** EXERCISE **
Find each line holding "保证各民族的安居乐业" and copy it out.

— BEGIN RECORDED INFORMATION —

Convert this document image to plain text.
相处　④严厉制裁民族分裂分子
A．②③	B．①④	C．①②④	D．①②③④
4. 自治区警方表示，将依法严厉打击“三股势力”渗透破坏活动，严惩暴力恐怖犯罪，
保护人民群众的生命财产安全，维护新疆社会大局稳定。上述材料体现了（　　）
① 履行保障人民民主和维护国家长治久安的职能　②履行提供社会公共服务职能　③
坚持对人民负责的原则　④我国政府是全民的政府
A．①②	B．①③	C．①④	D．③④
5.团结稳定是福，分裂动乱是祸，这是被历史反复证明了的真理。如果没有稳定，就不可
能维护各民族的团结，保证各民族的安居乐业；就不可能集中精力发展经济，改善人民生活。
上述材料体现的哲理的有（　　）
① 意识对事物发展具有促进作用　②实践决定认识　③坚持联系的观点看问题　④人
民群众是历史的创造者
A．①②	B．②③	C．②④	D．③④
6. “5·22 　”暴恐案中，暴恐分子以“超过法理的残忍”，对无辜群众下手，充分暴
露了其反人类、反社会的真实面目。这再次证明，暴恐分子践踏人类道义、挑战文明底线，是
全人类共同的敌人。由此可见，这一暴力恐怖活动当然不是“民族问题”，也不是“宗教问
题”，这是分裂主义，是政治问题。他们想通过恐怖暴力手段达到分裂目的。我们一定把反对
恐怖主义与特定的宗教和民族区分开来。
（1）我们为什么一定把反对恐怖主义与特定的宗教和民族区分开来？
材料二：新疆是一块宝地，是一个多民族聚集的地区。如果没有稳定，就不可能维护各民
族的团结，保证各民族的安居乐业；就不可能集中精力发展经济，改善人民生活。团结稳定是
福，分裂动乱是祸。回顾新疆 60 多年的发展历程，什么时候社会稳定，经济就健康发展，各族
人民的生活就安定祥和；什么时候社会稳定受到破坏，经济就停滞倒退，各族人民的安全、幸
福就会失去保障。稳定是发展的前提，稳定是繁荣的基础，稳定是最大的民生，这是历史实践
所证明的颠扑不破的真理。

— END RECORDED INFORMATION —

** EXERCISE RESPONSE **
能维护各民族的团结，保证各民族的安居乐业；就不可能集中精力发展经济，改善人民生活。
族的团结，保证各民族的安居乐业；就不可能集中精力发展经济，改善人民生活。团结稳定是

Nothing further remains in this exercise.